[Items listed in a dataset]
########################################

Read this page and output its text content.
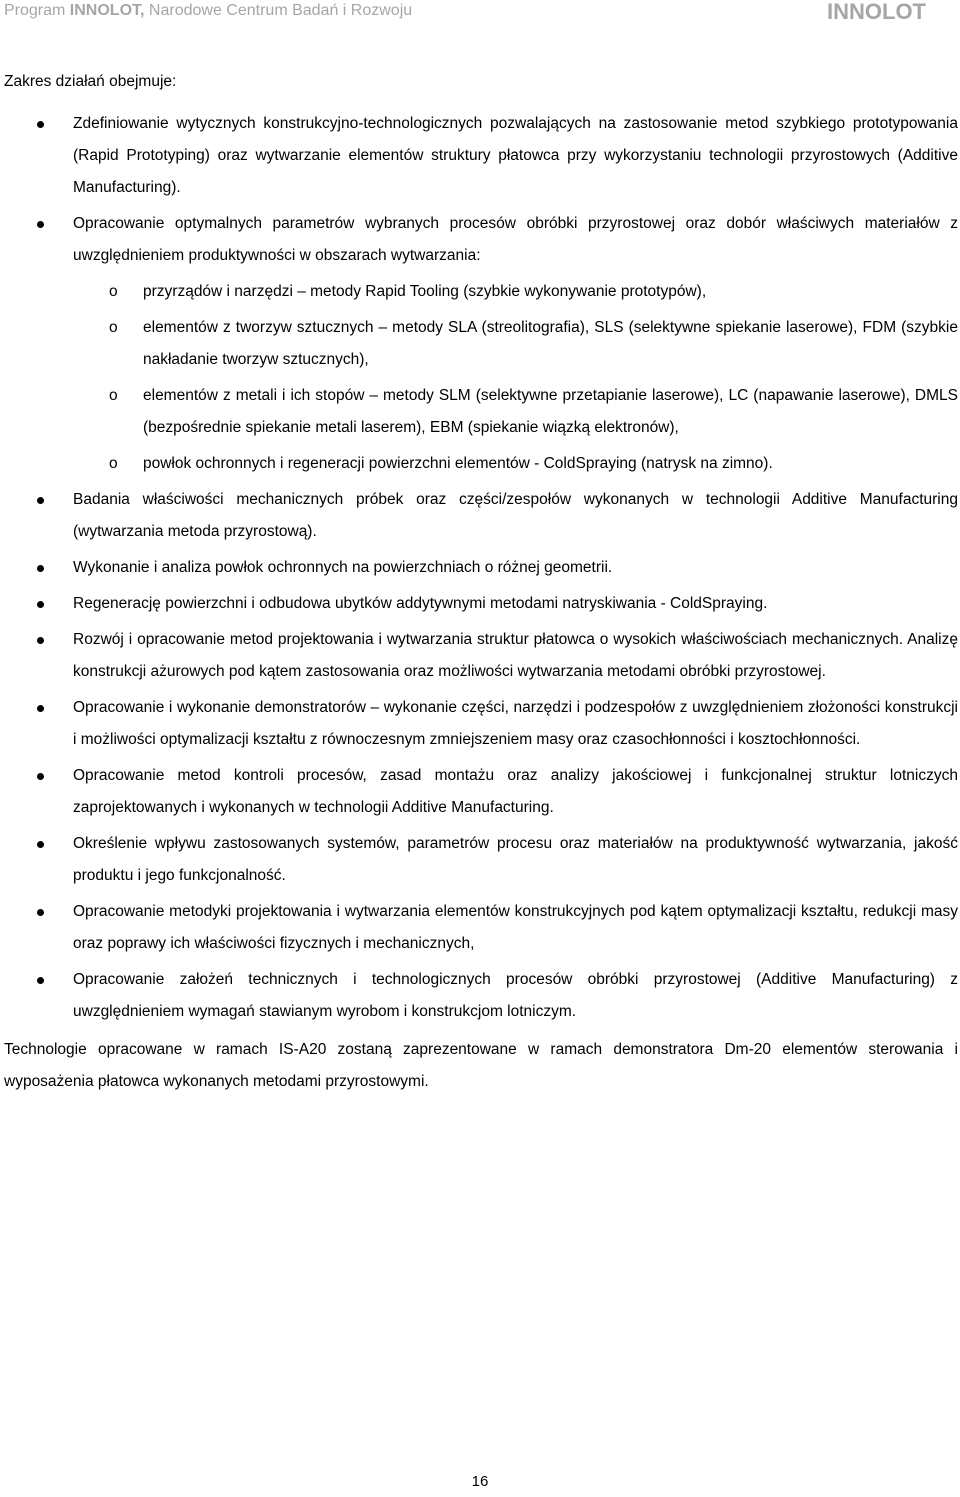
Program INNOLOT, Narodowe Centrum Badań i Rozwoju	INNOLOT

Zakres działań obejmuje:

Zdefiniowanie wytycznych konstrukcyjno-technologicznych pozwalających na zastosowanie metod szybkiego prototypowania (Rapid Prototyping) oraz wytwarzanie elementów struktury płatowca przy wykorzystaniu technologii przyrostowych (Additive Manufacturing).
Opracowanie optymalnych parametrów wybranych procesów obróbki przyrostowej oraz dobór właściwych materiałów z uwzględnieniem produktywności w obszarach wytwarzania:
o przyrządów i narzędzi – metody Rapid Tooling (szybkie wykonywanie prototypów),
o elementów z tworzyw sztucznych – metody SLA (streolitografia), SLS (selektywne spiekanie laserowe), FDM (szybkie nakładanie tworzyw sztucznych),
o elementów z metali i ich stopów – metody SLM (selektywne przetapianie laserowe), LC (napawanie laserowe), DMLS (bezpośrednie spiekanie metali laserem), EBM (spiekanie wiązką elektronów),
o powłok ochronnych i regeneracji powierzchni elementów - ColdSpraying (natrysk na zimno).
Badania właściwości mechanicznych próbek oraz części/zespołów wykonanych w technologii Additive Manufacturing (wytwarzania metoda przyrostową).
Wykonanie i analiza powłok ochronnych na powierzchniach o różnej geometrii.
Regenerację powierzchni i odbudowa ubytków addytywnymi metodami natryskiwania - ColdSpraying.
Rozwój i opracowanie metod projektowania i wytwarzania struktur płatowca o wysokich właściwościach mechanicznych. Analizę konstrukcji ażurowych pod kątem zastosowania oraz możliwości wytwarzania metodami obróbki przyrostowej.
Opracowanie i wykonanie demonstratorów – wykonanie części, narzędzi i podzespołów z uwzględnieniem złożoności konstrukcji i możliwości optymalizacji kształtu z równoczesnym zmniejszeniem masy oraz czasochłonności i kosztochłonności.
Opracowanie metod kontroli procesów, zasad montażu oraz analizy jakościowej i funkcjonalnej struktur lotniczych zaprojektowanych i wykonanych w technologii Additive Manufacturing.
Określenie wpływu zastosowanych systemów, parametrów procesu oraz materiałów na produktywność wytwarzania, jakość produktu i jego funkcjonalność.
Opracowanie metodyki projektowania i wytwarzania elementów konstrukcyjnych pod kątem optymalizacji kształtu, redukcji masy oraz poprawy ich właściwości fizycznych i mechanicznych,
Opracowanie założeń technicznych i technologicznych procesów obróbki przyrostowej (Additive Manufacturing) z uwzględnieniem wymagań stawianym wyrobom i konstrukcjom lotniczym.

Technologie opracowane w ramach IS-A20 zostaną zaprezentowane w ramach demonstratora Dm-20 elementów sterowania i wyposażenia płatowca wykonanych metodami przyrostowymi.

16
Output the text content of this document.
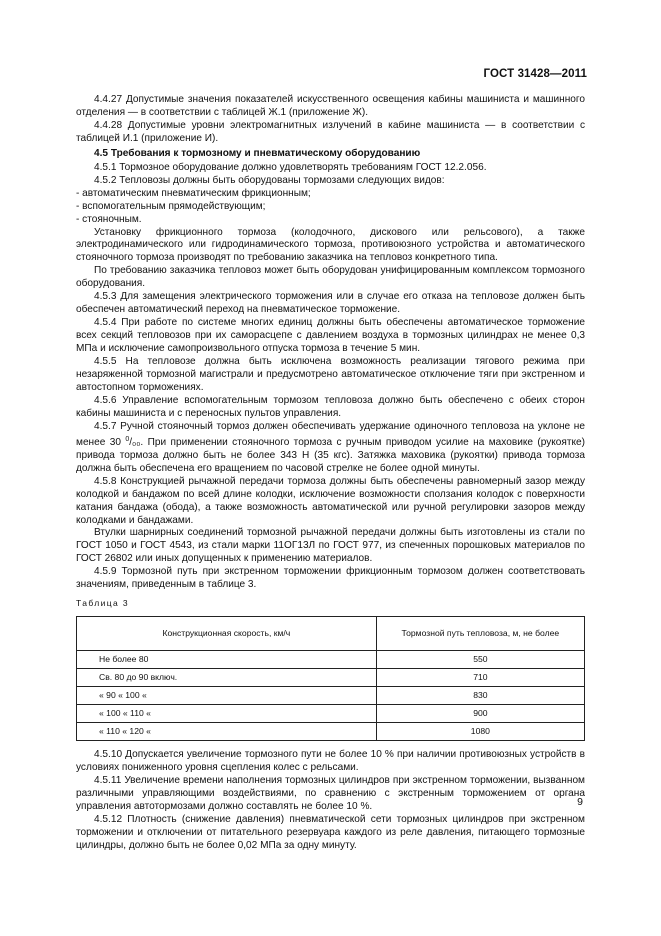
ГОСТ 31428—2011

4.4.27 Допустимые значения показателей искусственного освещения кабины машиниста и машинного отделения — в соответствии с таблицей Ж.1 (приложение Ж).

4.4.28 Допустимые уровни электромагнитных излучений в кабине машиниста — в соответствии с таблицей И.1 (приложение И).

4.5 Требования к тормозному и пневматическому оборудованию

4.5.1 Тормозное оборудование должно удовлетворять требованиям ГОСТ 12.2.056.

4.5.2 Тепловозы должны быть оборудованы тормозами следующих видов:

- автоматическим пневматическим фрикционным;

- вспомогательным прямодействующим;

- стояночным.

Установку фрикционного тормоза (колодочного, дискового или рельсового), а также электродинамического или гидродинамического тормоза, противоюзного устройства и автоматического стояночного тормоза производят по требованию заказчика на тепловоз конкретного типа.

По требованию заказчика тепловоз может быть оборудован унифицированным комплексом тормозного оборудования.

4.5.3 Для замещения электрического торможения или в случае его отказа на тепловозе должен быть обеспечен автоматический переход на пневматическое торможение.

4.5.4 При работе по системе многих единиц должны быть обеспечены автоматическое торможение всех секций тепловозов при их саморасцепе с давлением воздуха в тормозных цилиндрах не менее 0,3 МПа и исключение самопроизвольного отпуска тормоза в течение 5 мин.

4.5.5 На тепловозе должна быть исключена возможность реализации тягового режима при незаряженной тормозной магистрали и предусмотрено автоматическое отключение тяги при экстренном и автостопном торможениях.

4.5.6 Управление вспомогательным тормозом тепловоза должно быть обеспечено с обеих сторон кабины машиниста и с переносных пультов управления.

4.5.7 Ручной стояночный тормоз должен обеспечивать удержание одиночного тепловоза на уклоне не менее 30 $^0$/₀₀. При применении стояночного тормоза с ручным приводом усилие на маховике (рукоятке) привода тормоза должно быть не более 343 Н (35 кгс). Затяжка маховика (рукоятки) привода тормоза должна быть обеспечена его вращением по часовой стрелке не более одной минуты.

4.5.8 Конструкцией рычажной передачи тормоза должны быть обеспечены равномерный зазор между колодкой и бандажом по всей длине колодки, исключение возможности сползания колодок с поверхности катания бандажа (обода), а также возможность автоматической или ручной регулировки зазоров между колодками и бандажами.

Втулки шарнирных соединений тормозной рычажной передачи должны быть изготовлены из стали по ГОСТ 1050 и ГОСТ 4543, из стали марки 11ОГ13Л по ГОСТ 977, из спеченных порошковых материалов по ГОСТ 26802 или иных допущенных к применению материалов.

4.5.9 Тормозной путь при экстренном торможении фрикционным тормозом должен соответствовать значениям, приведенным в таблице 3.

Таблица 3

Конструкционная скорость, км/ч	Тормозной путь тепловоза, м, не более
Не более 80	550
Св. 80 до 90 включ.	710
« 90 « 100 «	830
« 100 « 110 «	900
« 110 « 120 «	1080

4.5.10 Допускается увеличение тормозного пути не более 10 % при наличии противоюзных устройств в условиях пониженного уровня сцепления колес с рельсами.

4.5.11 Увеличение времени наполнения тормозных цилиндров при экстренном торможении, вызванном различными управляющими воздействиями, по сравнению с экстренным торможением от органа управления автотормозами должно составлять не более 10 %.

4.5.12 Плотность (снижение давления) пневматической сети тормозных цилиндров при экстренном торможении и отключении от питательного резервуара каждого из реле давления, питающего тормозные цилиндры, должно быть не более 0,02 МПа за одну минуту.

9
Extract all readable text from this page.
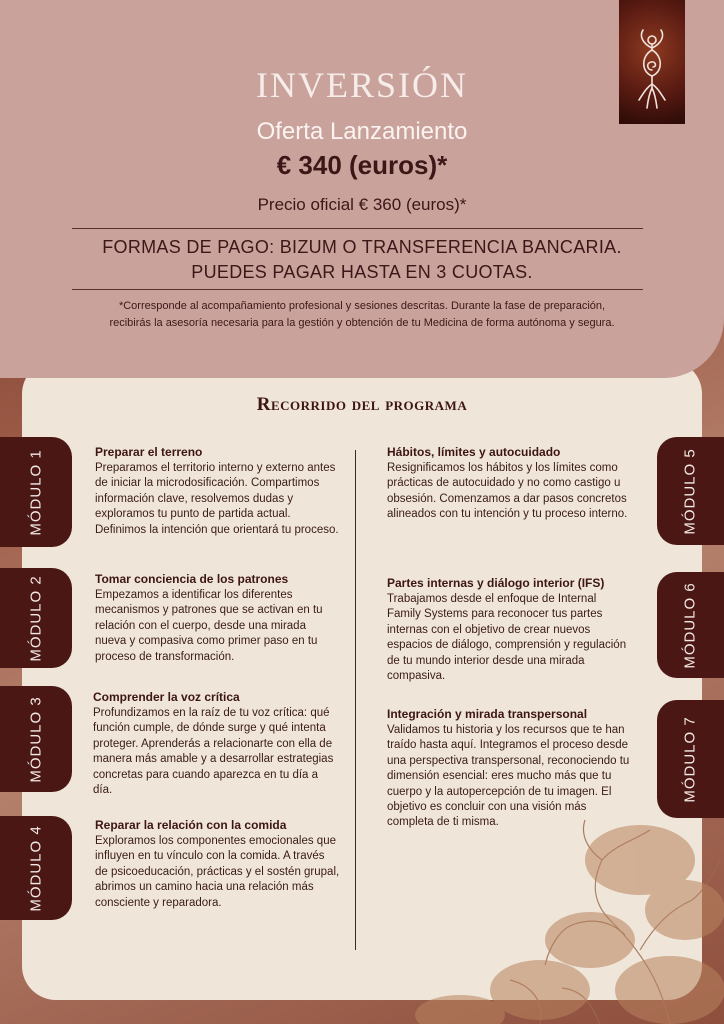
INVERSIÓN
Oferta Lanzamiento
€ 340 (euros)*
Precio oficial € 360 (euros)*
FORMAS DE PAGO: BIZUM O TRANSFERENCIA BANCARIA.
PUEDES PAGAR HASTA EN 3 CUOTAS.
*Corresponde al acompañamiento profesional y sesiones descritas. Durante la fase de preparación, recibirás la asesoría necesaria para la gestión y obtención de tu Medicina de forma autónoma y segura.
Recorrido del programa
MÓDULO 1
MÓDULO 2
MÓDULO 3
MÓDULO 4
MÓDULO 5
MÓDULO 6
MÓDULO 7
Preparar el terreno

Preparamos el territorio interno y externo antes de iniciar la microdosificación. Compartimos información clave, resolvemos dudas y exploramos tu punto de partida actual. Definimos la intención que orientará tu proceso.

Tomar conciencia de los patrones

Empezamos a identificar los diferentes mecanismos y patrones que se activan en tu relación con el cuerpo, desde una mirada nueva y compasiva como primer paso en tu proceso de transformación.

Comprender la voz crítica

Profundizamos en la raíz de tu voz crítica: qué función cumple, de dónde surge y qué intenta proteger. Aprenderás a relacionarte con ella de manera más amable y a desarrollar estrategias concretas para cuando aparezca en tu día a día.

Reparar la relación con la comida

Exploramos los componentes emocionales que influyen en tu vínculo con la comida. A través de psicoeducación, prácticas y el sostén grupal, abrimos un camino hacia una relación más consciente y reparadora.

Hábitos, límites y autocuidado

Resignificamos los hábitos y los límites como prácticas de autocuidado y no como castigo u obsesión. Comenzamos a dar pasos concretos alineados con tu intención y tu proceso interno.

Partes internas y diálogo interior (IFS)

Trabajamos desde el enfoque de Internal Family Systems para reconocer tus partes internas con el objetivo de crear nuevos espacios de diálogo, comprensión y regulación de tu mundo interior desde una mirada compasiva.

Integración y mirada transpersonal

Validamos tu historia y los recursos que te han traído hasta aquí. Integramos el proceso desde una perspectiva transpersonal, reconociendo tu dimensión esencial: eres mucho más que tu cuerpo y la autopercepción de tu imagen. El objetivo es concluir con una visión más completa de ti misma.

########################################

** Work to do **
Go through the data and count each line that has the word "metodami", then give the total alone.

** Solution to this problem **
3